Work to be completed
All records should be reproduced verbatim.

◆ ◆ ◆ ◆ ◆ ◆ ◆

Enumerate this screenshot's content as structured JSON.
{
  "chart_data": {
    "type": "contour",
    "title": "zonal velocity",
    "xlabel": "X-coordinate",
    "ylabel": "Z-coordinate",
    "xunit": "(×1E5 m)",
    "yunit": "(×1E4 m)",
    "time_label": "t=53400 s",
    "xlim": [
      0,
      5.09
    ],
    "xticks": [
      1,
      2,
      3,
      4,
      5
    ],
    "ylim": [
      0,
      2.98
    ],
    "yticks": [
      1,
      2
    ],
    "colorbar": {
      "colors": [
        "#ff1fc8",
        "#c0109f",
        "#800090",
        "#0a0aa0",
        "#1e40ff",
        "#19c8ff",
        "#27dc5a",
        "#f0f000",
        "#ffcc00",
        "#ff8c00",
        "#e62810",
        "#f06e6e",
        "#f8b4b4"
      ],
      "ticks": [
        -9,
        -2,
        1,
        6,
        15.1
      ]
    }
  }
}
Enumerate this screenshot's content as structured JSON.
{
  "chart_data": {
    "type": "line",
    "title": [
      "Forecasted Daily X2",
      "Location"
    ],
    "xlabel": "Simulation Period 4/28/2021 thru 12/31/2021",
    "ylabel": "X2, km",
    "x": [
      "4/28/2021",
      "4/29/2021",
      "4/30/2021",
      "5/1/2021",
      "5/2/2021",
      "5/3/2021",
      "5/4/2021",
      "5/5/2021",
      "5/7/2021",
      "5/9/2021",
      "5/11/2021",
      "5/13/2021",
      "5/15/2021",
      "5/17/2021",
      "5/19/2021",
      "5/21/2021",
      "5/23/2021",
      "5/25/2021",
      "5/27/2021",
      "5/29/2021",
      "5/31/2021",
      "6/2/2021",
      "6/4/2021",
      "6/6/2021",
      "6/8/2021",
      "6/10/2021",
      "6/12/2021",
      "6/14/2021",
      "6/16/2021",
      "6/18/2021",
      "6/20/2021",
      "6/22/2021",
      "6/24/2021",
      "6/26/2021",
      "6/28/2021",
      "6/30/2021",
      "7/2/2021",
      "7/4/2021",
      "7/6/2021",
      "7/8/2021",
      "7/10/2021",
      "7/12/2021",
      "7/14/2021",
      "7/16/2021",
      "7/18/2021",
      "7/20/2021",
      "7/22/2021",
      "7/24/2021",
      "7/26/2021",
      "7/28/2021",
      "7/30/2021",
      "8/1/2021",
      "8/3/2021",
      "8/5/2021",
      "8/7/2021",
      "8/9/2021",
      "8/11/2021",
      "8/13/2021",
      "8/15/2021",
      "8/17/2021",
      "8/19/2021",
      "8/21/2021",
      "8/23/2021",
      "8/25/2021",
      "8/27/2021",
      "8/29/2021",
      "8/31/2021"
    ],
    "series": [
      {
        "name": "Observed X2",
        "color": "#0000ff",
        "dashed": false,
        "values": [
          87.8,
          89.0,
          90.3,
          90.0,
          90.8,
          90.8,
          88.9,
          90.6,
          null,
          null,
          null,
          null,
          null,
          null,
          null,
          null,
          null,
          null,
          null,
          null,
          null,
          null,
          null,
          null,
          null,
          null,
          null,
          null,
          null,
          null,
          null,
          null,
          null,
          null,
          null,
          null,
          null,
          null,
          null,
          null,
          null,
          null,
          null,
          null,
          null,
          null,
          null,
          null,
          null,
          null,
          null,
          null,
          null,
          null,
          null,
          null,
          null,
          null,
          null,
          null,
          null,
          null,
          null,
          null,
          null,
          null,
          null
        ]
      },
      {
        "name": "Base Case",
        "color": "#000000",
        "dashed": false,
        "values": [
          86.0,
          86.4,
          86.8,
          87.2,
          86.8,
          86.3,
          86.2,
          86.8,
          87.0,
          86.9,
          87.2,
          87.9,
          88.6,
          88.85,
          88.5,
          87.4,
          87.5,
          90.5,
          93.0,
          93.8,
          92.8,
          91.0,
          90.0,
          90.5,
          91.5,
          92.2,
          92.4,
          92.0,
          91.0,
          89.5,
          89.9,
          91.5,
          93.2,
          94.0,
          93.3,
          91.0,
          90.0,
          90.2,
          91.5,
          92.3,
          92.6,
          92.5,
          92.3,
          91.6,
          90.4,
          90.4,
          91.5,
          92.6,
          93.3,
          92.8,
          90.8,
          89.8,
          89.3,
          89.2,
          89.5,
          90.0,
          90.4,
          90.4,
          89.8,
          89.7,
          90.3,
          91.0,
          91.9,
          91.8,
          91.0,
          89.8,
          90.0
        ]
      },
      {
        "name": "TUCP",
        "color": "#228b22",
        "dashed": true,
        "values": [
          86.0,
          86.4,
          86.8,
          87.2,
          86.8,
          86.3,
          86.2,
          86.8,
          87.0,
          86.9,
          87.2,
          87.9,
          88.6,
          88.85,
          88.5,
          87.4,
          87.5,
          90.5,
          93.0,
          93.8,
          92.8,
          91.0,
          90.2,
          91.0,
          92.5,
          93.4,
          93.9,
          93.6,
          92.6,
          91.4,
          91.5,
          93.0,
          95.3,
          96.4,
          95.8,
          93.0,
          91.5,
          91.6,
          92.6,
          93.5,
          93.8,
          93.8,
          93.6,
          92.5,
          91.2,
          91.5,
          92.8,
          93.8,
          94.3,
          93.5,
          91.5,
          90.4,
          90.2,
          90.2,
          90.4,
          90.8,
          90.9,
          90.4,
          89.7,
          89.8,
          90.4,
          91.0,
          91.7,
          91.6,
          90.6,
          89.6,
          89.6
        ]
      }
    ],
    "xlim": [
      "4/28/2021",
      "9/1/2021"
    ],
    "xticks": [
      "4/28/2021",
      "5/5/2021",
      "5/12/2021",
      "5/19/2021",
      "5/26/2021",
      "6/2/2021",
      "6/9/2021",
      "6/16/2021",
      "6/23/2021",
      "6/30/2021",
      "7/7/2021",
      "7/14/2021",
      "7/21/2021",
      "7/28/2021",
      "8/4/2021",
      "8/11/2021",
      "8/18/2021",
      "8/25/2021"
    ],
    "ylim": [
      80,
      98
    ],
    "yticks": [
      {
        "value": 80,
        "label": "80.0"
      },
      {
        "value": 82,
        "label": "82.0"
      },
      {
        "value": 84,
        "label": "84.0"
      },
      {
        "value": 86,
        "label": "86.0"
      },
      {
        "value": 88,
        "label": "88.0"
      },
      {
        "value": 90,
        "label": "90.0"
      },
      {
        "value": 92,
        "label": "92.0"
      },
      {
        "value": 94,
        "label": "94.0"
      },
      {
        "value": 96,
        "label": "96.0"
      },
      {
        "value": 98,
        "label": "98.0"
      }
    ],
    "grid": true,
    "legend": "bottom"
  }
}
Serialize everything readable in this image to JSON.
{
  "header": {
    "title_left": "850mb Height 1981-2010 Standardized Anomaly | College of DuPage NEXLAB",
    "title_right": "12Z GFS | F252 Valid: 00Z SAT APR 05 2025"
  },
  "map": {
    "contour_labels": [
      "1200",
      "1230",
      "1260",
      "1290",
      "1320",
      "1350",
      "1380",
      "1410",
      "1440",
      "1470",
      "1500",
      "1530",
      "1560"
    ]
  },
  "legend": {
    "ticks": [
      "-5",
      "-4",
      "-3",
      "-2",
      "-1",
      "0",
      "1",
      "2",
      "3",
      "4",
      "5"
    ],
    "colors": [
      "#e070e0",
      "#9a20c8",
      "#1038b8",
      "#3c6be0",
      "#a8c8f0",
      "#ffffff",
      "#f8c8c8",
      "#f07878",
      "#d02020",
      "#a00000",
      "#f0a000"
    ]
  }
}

◆ ◆ ◆ ◆ ◆ ◆ ◆

Answer to the problem
Enumerate this screenshot's content as structured JSON.
{
  "chart_data": {
    "type": "contour",
    "title": "zonal velocity",
    "xlabel": "X-coordinate",
    "ylabel": "Z-coordinate",
    "xunit": "(×1E5 m)",
    "yunit": "(×1E4 m)",
    "time_label": "t=53400 s",
    "xlim": [
      0,
      5.09
    ],
    "xticks": [
      1,
      2,
      3,
      4,
      5
    ],
    "ylim": [
      0,
      2.98
    ],
    "yticks": [
      1,
      2
    ],
    "colorbar": {
      "colors": [
        "#ff1fc8",
        "#c0109f",
        "#800090",
        "#0a0aa0",
        "#1e40ff",
        "#19c8ff",
        "#27dc5a",
        "#f0f000",
        "#ffcc00",
        "#ff8c00",
        "#e62810",
        "#f06e6e",
        "#f8b4b4"
      ],
      "ticks": [
        -9,
        -2,
        1,
        6,
        15.1
      ]
    }
  }
}
Enumerate this screenshot's content as structured JSON.
{
  "chart_data": {
    "type": "line",
    "title": [
      "Forecasted Daily X2",
      "Location"
    ],
    "xlabel": "Simulation Period 4/28/2021 thru 12/31/2021",
    "ylabel": "X2, km",
    "x": [
      "4/28/2021",
      "4/29/2021",
      "4/30/2021",
      "5/1/2021",
      "5/2/2021",
      "5/3/2021",
      "5/4/2021",
      "5/5/2021",
      "5/7/2021",
      "5/9/2021",
      "5/11/2021",
      "5/13/2021",
      "5/15/2021",
      "5/17/2021",
      "5/19/2021",
      "5/21/2021",
      "5/23/2021",
      "5/25/2021",
      "5/27/2021",
      "5/29/2021",
      "5/31/2021",
      "6/2/2021",
      "6/4/2021",
      "6/6/2021",
      "6/8/2021",
      "6/10/2021",
      "6/12/2021",
      "6/14/2021",
      "6/16/2021",
      "6/18/2021",
      "6/20/2021",
      "6/22/2021",
      "6/24/2021",
      "6/26/2021",
      "6/28/2021",
      "6/30/2021",
      "7/2/2021",
      "7/4/2021",
      "7/6/2021",
      "7/8/2021",
      "7/10/2021",
      "7/12/2021",
      "7/14/2021",
      "7/16/2021",
      "7/18/2021",
      "7/20/2021",
      "7/22/2021",
      "7/24/2021",
      "7/26/2021",
      "7/28/2021",
      "7/30/2021",
      "8/1/2021",
      "8/3/2021",
      "8/5/2021",
      "8/7/2021",
      "8/9/2021",
      "8/11/2021",
      "8/13/2021",
      "8/15/2021",
      "8/17/2021",
      "8/19/2021",
      "8/21/2021",
      "8/23/2021",
      "8/25/2021",
      "8/27/2021",
      "8/29/2021",
      "8/31/2021"
    ],
    "series": [
      {
        "name": "Observed X2",
        "color": "#0000ff",
        "dashed": false,
        "values": [
          87.8,
          89.0,
          90.3,
          90.0,
          90.8,
          90.8,
          88.9,
          90.6,
          null,
          null,
          null,
          null,
          null,
          null,
          null,
          null,
          null,
          null,
          null,
          null,
          null,
          null,
          null,
          null,
          null,
          null,
          null,
          null,
          null,
          null,
          null,
          null,
          null,
          null,
          null,
          null,
          null,
          null,
          null,
          null,
          null,
          null,
          null,
          null,
          null,
          null,
          null,
          null,
          null,
          null,
          null,
          null,
          null,
          null,
          null,
          null,
          null,
          null,
          null,
          null,
          null,
          null,
          null,
          null,
          null,
          null,
          null
        ]
      },
      {
        "name": "Base Case",
        "color": "#000000",
        "dashed": false,
        "values": [
          86.0,
          86.4,
          86.8,
          87.2,
          86.8,
          86.3,
          86.2,
          86.8,
          87.0,
          86.9,
          87.2,
          87.9,
          88.6,
          88.85,
          88.5,
          87.4,
          87.5,
          90.5,
          93.0,
          93.8,
          92.8,
          91.0,
          90.0,
          90.5,
          91.5,
          92.2,
          92.4,
          92.0,
          91.0,
          89.5,
          89.9,
          91.5,
          93.2,
          94.0,
          93.3,
          91.0,
          90.0,
          90.2,
          91.5,
          92.3,
          92.6,
          92.5,
          92.3,
          91.6,
          90.4,
          90.4,
          91.5,
          92.6,
          93.3,
          92.8,
          90.8,
          89.8,
          89.3,
          89.2,
          89.5,
          90.0,
          90.4,
          90.4,
          89.8,
          89.7,
          90.3,
          91.0,
          91.9,
          91.8,
          91.0,
          89.8,
          90.0
        ]
      },
      {
        "name": "TUCP",
        "color": "#228b22",
        "dashed": true,
        "values": [
          86.0,
          86.4,
          86.8,
          87.2,
          86.8,
          86.3,
          86.2,
          86.8,
          87.0,
          86.9,
          87.2,
          87.9,
          88.6,
          88.85,
          88.5,
          87.4,
          87.5,
          90.5,
          93.0,
          93.8,
          92.8,
          91.0,
          90.2,
          91.0,
          92.5,
          93.4,
          93.9,
          93.6,
          92.6,
          91.4,
          91.5,
          93.0,
          95.3,
          96.4,
          95.8,
          93.0,
          91.5,
          91.6,
          92.6,
          93.5,
          93.8,
          93.8,
          93.6,
          92.5,
          91.2,
          91.5,
          92.8,
          93.8,
          94.3,
          93.5,
          91.5,
          90.4,
          90.2,
          90.2,
          90.4,
          90.8,
          90.9,
          90.4,
          89.7,
          89.8,
          90.4,
          91.0,
          91.7,
          91.6,
          90.6,
          89.6,
          89.6
        ]
      }
    ],
    "xlim": [
      "4/28/2021",
      "9/1/2021"
    ],
    "xticks": [
      "4/28/2021",
      "5/5/2021",
      "5/12/2021",
      "5/19/2021",
      "5/26/2021",
      "6/2/2021",
      "6/9/2021",
      "6/16/2021",
      "6/23/2021",
      "6/30/2021",
      "7/7/2021",
      "7/14/2021",
      "7/21/2021",
      "7/28/2021",
      "8/4/2021",
      "8/11/2021",
      "8/18/2021",
      "8/25/2021"
    ],
    "ylim": [
      80,
      98
    ],
    "yticks": [
      {
        "value": 80,
        "label": "80.0"
      },
      {
        "value": 82,
        "label": "82.0"
      },
      {
        "value": 84,
        "label": "84.0"
      },
      {
        "value": 86,
        "label": "86.0"
      },
      {
        "value": 88,
        "label": "88.0"
      },
      {
        "value": 90,
        "label": "90.0"
      },
      {
        "value": 92,
        "label": "92.0"
      },
      {
        "value": 94,
        "label": "94.0"
      },
      {
        "value": 96,
        "label": "96.0"
      },
      {
        "value": 98,
        "label": "98.0"
      }
    ],
    "grid": true,
    "legend": "bottom"
  }
}
Serialize everything readable in this image to JSON.
{
  "header": {
    "title_left": "850mb Height 1981-2010 Standardized Anomaly | College of DuPage NEXLAB",
    "title_right": "12Z GFS | F252 Valid: 00Z SAT APR 05 2025"
  },
  "map": {
    "contour_labels": [
      "1200",
      "1230",
      "1260",
      "1290",
      "1320",
      "1350",
      "1380",
      "1410",
      "1440",
      "1470",
      "1500",
      "1530",
      "1560"
    ]
  },
  "legend": {
    "ticks": [
      "-5",
      "-4",
      "-3",
      "-2",
      "-1",
      "0",
      "1",
      "2",
      "3",
      "4",
      "5"
    ],
    "colors": [
      "#e070e0",
      "#9a20c8",
      "#1038b8",
      "#3c6be0",
      "#a8c8f0",
      "#ffffff",
      "#f8c8c8",
      "#f07878",
      "#d02020",
      "#a00000",
      "#f0a000"
    ]
  }
}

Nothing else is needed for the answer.